Exercise> Reproduce all of the material word for word.

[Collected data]

* BEGIN *

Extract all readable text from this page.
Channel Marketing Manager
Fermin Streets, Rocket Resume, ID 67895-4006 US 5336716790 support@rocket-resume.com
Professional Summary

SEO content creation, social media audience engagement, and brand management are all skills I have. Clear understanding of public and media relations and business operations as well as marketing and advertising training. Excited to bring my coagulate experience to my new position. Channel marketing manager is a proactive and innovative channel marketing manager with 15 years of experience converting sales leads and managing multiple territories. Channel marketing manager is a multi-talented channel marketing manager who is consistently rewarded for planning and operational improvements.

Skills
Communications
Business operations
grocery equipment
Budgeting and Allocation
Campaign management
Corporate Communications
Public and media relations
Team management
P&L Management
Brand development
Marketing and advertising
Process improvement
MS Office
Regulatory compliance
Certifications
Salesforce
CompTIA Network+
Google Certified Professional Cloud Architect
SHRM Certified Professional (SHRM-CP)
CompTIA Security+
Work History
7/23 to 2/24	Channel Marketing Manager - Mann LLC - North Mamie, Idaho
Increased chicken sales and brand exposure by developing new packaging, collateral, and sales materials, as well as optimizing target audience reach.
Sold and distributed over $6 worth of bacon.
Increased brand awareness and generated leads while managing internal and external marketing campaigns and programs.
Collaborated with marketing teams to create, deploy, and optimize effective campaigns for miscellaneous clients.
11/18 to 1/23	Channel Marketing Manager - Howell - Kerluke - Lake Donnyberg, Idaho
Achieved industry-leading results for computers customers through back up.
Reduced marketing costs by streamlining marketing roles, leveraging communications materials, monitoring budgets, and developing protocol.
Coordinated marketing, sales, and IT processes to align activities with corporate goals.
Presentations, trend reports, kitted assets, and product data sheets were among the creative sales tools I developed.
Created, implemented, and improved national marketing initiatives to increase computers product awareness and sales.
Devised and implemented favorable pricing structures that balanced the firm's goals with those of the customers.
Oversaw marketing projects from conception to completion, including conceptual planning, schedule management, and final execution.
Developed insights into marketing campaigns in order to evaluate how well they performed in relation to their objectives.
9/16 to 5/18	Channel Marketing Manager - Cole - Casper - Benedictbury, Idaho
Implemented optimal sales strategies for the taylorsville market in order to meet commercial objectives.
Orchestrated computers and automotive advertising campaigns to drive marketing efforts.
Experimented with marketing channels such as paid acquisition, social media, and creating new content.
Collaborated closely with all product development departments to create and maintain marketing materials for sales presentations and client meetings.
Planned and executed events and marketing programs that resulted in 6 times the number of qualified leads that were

* END *

Task solution>
Extract all readable text from this page.
Channel Marketing Manager
Fermin Streets, Rocket Resume, ID 67895-4006 US 5336716790 support@rocket-resume.com
Professional Summary

SEO content creation, social media audience engagement, and brand management are all skills I have. Clear understanding of public and media relations and business operations as well as marketing and advertising training. Excited to bring my coagulate experience to my new position. Channel marketing manager is a proactive and innovative channel marketing manager with 15 years of experience converting sales leads and managing multiple territories. Channel marketing manager is a multi-talented channel marketing manager who is consistently rewarded for planning and operational improvements.

Skills
Communications
Business operations
grocery equipment
Budgeting and Allocation
Campaign management
Corporate Communications
Public and media relations
Team management
P&L Management
Brand development
Marketing and advertising
Process improvement
MS Office
Regulatory compliance
Certifications
Salesforce
CompTIA Network+
Google Certified Professional Cloud Architect
SHRM Certified Professional (SHRM-CP)
CompTIA Security+
Work History
7/23 to 2/24	Channel Marketing Manager - Mann LLC - North Mamie, Idaho
Increased chicken sales and brand exposure by developing new packaging, collateral, and sales materials, as well as optimizing target audience reach.
Sold and distributed over $6 worth of bacon.
Increased brand awareness and generated leads while managing internal and external marketing campaigns and programs.
Collaborated with marketing teams to create, deploy, and optimize effective campaigns for miscellaneous clients.
11/18 to 1/23	Channel Marketing Manager - Howell - Kerluke - Lake Donnyberg, Idaho
Achieved industry-leading results for computers customers through back up.
Reduced marketing costs by streamlining marketing roles, leveraging communications materials, monitoring budgets, and developing protocol.
Coordinated marketing, sales, and IT processes to align activities with corporate goals.
Presentations, trend reports, kitted assets, and product data sheets were among the creative sales tools I developed.
Created, implemented, and improved national marketing initiatives to increase computers product awareness and sales.
Devised and implemented favorable pricing structures that balanced the firm's goals with those of the customers.
Oversaw marketing projects from conception to completion, including conceptual planning, schedule management, and final execution.
Developed insights into marketing campaigns in order to evaluate how well they performed in relation to their objectives.
9/16 to 5/18	Channel Marketing Manager - Cole - Casper - Benedictbury, Idaho
Implemented optimal sales strategies for the taylorsville market in order to meet commercial objectives.
Orchestrated computers and automotive advertising campaigns to drive marketing efforts.
Experimented with marketing channels such as paid acquisition, social media, and creating new content.
Collaborated closely with all product development departments to create and maintain marketing materials for sales presentations and client meetings.
Planned and executed events and marketing programs that resulted in 6 times the number of qualified leads that were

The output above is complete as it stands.